── Data supplied

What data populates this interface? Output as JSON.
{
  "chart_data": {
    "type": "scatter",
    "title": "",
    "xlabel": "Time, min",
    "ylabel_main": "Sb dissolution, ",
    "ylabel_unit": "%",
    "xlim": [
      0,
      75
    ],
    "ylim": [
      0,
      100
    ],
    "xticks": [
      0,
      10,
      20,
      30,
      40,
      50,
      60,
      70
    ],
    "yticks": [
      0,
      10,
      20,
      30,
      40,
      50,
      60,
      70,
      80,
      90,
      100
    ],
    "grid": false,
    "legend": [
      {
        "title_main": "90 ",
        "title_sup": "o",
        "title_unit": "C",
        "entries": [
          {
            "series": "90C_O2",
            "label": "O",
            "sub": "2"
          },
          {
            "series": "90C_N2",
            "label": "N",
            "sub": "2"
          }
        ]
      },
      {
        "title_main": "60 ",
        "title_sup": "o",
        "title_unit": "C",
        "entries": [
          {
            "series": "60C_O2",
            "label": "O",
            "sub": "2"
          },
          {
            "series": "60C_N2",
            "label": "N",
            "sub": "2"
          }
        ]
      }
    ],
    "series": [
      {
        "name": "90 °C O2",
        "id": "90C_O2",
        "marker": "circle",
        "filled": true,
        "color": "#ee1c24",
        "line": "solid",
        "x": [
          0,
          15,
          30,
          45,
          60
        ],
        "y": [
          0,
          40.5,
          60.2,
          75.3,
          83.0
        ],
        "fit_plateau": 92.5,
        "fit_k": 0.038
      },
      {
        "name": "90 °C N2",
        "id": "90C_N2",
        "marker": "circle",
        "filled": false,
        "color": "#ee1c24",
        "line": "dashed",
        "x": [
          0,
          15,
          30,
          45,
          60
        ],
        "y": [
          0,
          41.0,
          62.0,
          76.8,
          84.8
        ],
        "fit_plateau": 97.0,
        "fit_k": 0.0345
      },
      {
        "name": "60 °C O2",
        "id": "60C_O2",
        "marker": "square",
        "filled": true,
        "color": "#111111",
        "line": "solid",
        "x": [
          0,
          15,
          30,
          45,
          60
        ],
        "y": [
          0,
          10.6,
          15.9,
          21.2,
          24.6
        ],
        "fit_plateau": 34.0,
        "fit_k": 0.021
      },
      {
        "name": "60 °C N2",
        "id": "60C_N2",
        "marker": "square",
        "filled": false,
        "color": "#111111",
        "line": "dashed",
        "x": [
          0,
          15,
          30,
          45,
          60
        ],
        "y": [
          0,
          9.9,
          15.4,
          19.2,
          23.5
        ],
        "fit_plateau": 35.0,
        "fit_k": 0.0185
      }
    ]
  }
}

────

What you have to do
Please return the data above exactly as given.

Full response
What data populates this interface? Output as JSON.
{
  "chart_data": {
    "type": "scatter",
    "title": "",
    "xlabel": "Time, min",
    "ylabel_main": "Sb dissolution, ",
    "ylabel_unit": "%",
    "xlim": [
      0,
      75
    ],
    "ylim": [
      0,
      100
    ],
    "xticks": [
      0,
      10,
      20,
      30,
      40,
      50,
      60,
      70
    ],
    "yticks": [
      0,
      10,
      20,
      30,
      40,
      50,
      60,
      70,
      80,
      90,
      100
    ],
    "grid": false,
    "legend": [
      {
        "title_main": "90 ",
        "title_sup": "o",
        "title_unit": "C",
        "entries": [
          {
            "series": "90C_O2",
            "label": "O",
            "sub": "2"
          },
          {
            "series": "90C_N2",
            "label": "N",
            "sub": "2"
          }
        ]
      },
      {
        "title_main": "60 ",
        "title_sup": "o",
        "title_unit": "C",
        "entries": [
          {
            "series": "60C_O2",
            "label": "O",
            "sub": "2"
          },
          {
            "series": "60C_N2",
            "label": "N",
            "sub": "2"
          }
        ]
      }
    ],
    "series": [
      {
        "name": "90 °C O2",
        "id": "90C_O2",
        "marker": "circle",
        "filled": true,
        "color": "#ee1c24",
        "line": "solid",
        "x": [
          0,
          15,
          30,
          45,
          60
        ],
        "y": [
          0,
          40.5,
          60.2,
          75.3,
          83.0
        ],
        "fit_plateau": 92.5,
        "fit_k": 0.038
      },
      {
        "name": "90 °C N2",
        "id": "90C_N2",
        "marker": "circle",
        "filled": false,
        "color": "#ee1c24",
        "line": "dashed",
        "x": [
          0,
          15,
          30,
          45,
          60
        ],
        "y": [
          0,
          41.0,
          62.0,
          76.8,
          84.8
        ],
        "fit_plateau": 97.0,
        "fit_k": 0.0345
      },
      {
        "name": "60 °C O2",
        "id": "60C_O2",
        "marker": "square",
        "filled": true,
        "color": "#111111",
        "line": "solid",
        "x": [
          0,
          15,
          30,
          45,
          60
        ],
        "y": [
          0,
          10.6,
          15.9,
          21.2,
          24.6
        ],
        "fit_plateau": 34.0,
        "fit_k": 0.021
      },
      {
        "name": "60 °C N2",
        "id": "60C_N2",
        "marker": "square",
        "filled": false,
        "color": "#111111",
        "line": "dashed",
        "x": [
          0,
          15,
          30,
          45,
          60
        ],
        "y": [
          0,
          9.9,
          15.4,
          19.2,
          23.5
        ],
        "fit_plateau": 35.0,
        "fit_k": 0.0185
      }
    ]
  }
}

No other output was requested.